▶ **Required work**
List every line below containing "水文地质学".

»»

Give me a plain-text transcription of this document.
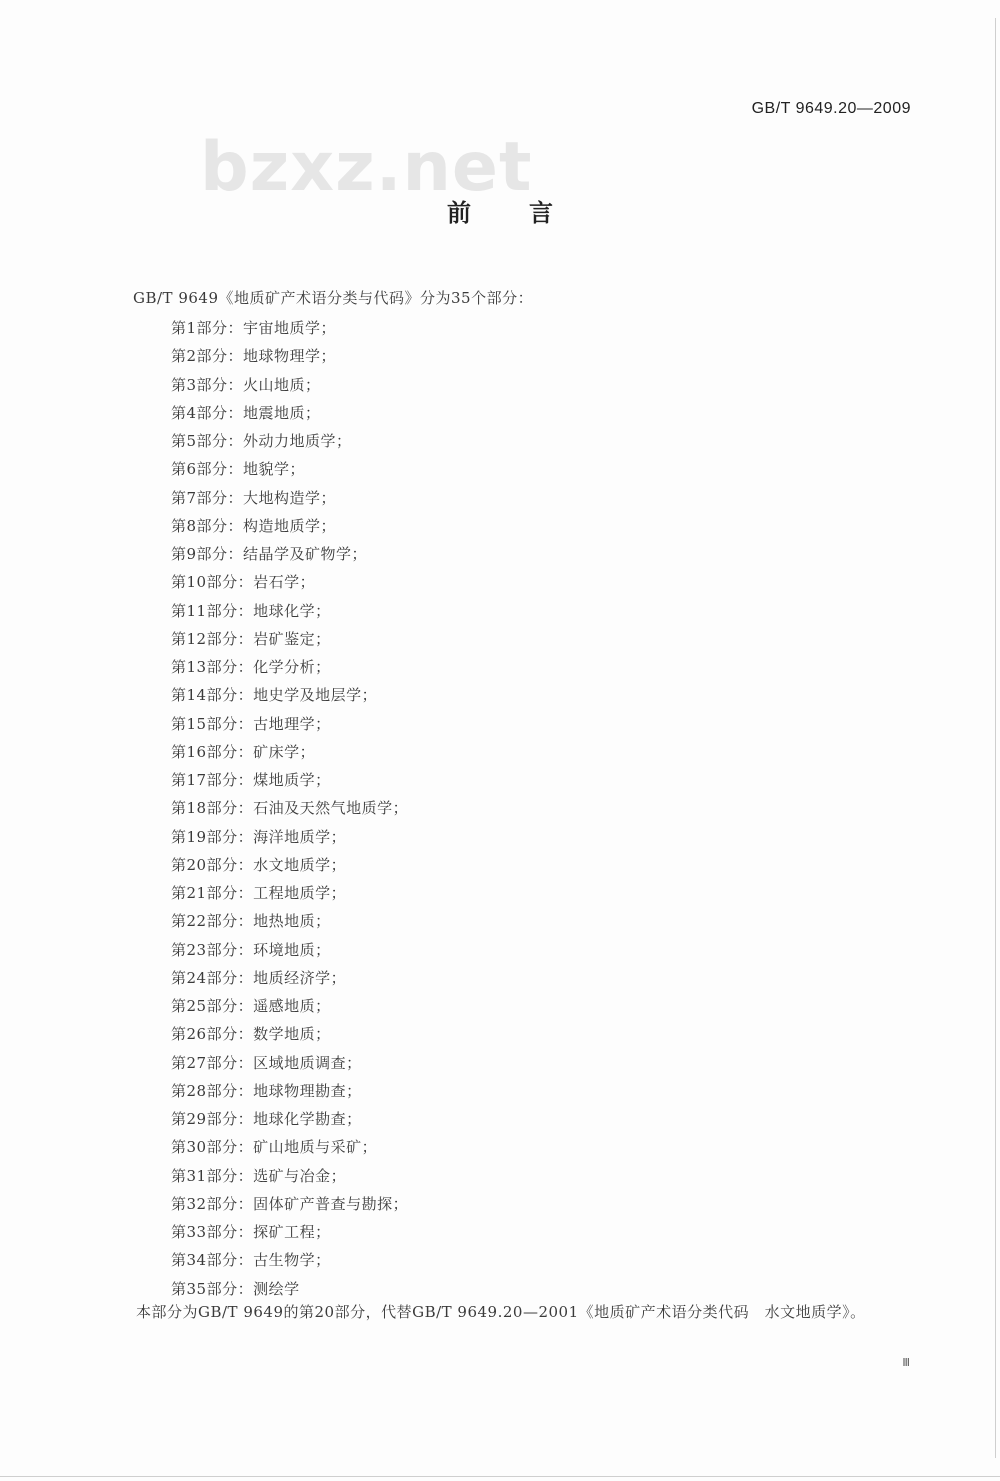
GB/T 9649.20—2009
bzxz.net
前言
GB/T 9649《地质矿产术语分类与代码》分为35个部分：
第1部分：宇宙地质学；
第2部分：地球物理学；
第3部分：火山地质；
第4部分：地震地质；
第5部分：外动力地质学；
第6部分：地貌学；
第7部分：大地构造学；
第8部分：构造地质学；
第9部分：结晶学及矿物学；
第10部分：岩石学；
第11部分：地球化学；
第12部分：岩矿鉴定；
第13部分：化学分析；
第14部分：地史学及地层学；
第15部分：古地理学；
第16部分：矿床学；
第17部分：煤地质学；
第18部分：石油及天然气地质学；
第19部分：海洋地质学；
第20部分：水文地质学；
第21部分：工程地质学；
第22部分：地热地质；
第23部分：环境地质；
第24部分：地质经济学；
第25部分：遥感地质；
第26部分：数学地质；
第27部分：区域地质调查；
第28部分：地球物理勘查；
第29部分：地球化学勘查；
第30部分：矿山地质与采矿；
第31部分：选矿与冶金；
第32部分：固体矿产普查与勘探；
第33部分：探矿工程；
第34部分：古生物学；
第35部分：测绘学
本部分为GB/T 9649的第20部分，代替GB/T 9649.20—2001《地质矿产术语分类代码　水文地质学》。
Ⅲ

««

▶ **Response to the task**
第20部分：水文地质学；
本部分为GB/T 9649的第20部分，代替GB/T 9649.20—2001《地质矿产术语分类代码　水文地质学》。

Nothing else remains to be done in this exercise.